| What you will do |
Select, from the data, each line where "franci" occurs.

[Stored entries]
## START
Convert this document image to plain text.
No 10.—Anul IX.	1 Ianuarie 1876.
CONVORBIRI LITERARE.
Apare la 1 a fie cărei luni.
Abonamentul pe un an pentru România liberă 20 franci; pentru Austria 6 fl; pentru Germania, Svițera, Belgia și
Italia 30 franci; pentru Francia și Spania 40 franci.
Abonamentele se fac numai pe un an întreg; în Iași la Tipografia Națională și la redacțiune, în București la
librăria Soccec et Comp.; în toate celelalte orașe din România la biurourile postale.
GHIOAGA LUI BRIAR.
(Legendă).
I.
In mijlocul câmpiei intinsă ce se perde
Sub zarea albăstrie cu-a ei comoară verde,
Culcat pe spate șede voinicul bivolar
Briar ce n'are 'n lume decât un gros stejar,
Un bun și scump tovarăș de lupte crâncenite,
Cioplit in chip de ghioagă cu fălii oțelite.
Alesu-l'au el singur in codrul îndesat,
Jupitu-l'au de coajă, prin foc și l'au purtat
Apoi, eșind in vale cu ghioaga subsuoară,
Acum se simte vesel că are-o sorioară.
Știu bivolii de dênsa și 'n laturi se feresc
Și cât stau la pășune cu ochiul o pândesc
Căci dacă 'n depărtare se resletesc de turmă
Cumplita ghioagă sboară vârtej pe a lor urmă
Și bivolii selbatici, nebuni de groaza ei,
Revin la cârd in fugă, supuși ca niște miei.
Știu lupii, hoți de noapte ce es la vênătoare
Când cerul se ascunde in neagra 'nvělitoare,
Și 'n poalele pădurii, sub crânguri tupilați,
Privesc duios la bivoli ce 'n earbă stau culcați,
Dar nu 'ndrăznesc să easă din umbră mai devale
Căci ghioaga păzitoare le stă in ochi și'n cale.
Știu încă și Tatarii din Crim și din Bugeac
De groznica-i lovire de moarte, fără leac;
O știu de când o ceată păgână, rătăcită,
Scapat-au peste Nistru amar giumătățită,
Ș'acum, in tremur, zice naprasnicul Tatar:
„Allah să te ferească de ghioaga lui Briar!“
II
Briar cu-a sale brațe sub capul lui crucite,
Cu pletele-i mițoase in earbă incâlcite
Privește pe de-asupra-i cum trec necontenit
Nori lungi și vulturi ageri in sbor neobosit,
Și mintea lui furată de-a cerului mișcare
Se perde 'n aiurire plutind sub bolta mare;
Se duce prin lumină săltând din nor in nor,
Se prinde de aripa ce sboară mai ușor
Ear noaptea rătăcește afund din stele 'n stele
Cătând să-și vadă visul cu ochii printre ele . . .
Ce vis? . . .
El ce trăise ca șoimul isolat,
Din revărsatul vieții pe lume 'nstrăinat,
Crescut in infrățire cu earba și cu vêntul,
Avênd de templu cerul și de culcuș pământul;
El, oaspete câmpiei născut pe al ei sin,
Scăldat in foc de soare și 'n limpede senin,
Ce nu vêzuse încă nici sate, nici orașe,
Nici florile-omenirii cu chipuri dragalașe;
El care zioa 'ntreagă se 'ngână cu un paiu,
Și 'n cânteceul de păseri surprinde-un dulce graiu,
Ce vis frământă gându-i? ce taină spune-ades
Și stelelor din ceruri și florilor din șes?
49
## END
| Output of the exercise |
Abonamentul pe un an pentru România liberă 20 franci; pentru Austria 6 fl; pentru Germania, Svițera, Belgia și
Italia 30 franci; pentru Francia și Spania 40 franci.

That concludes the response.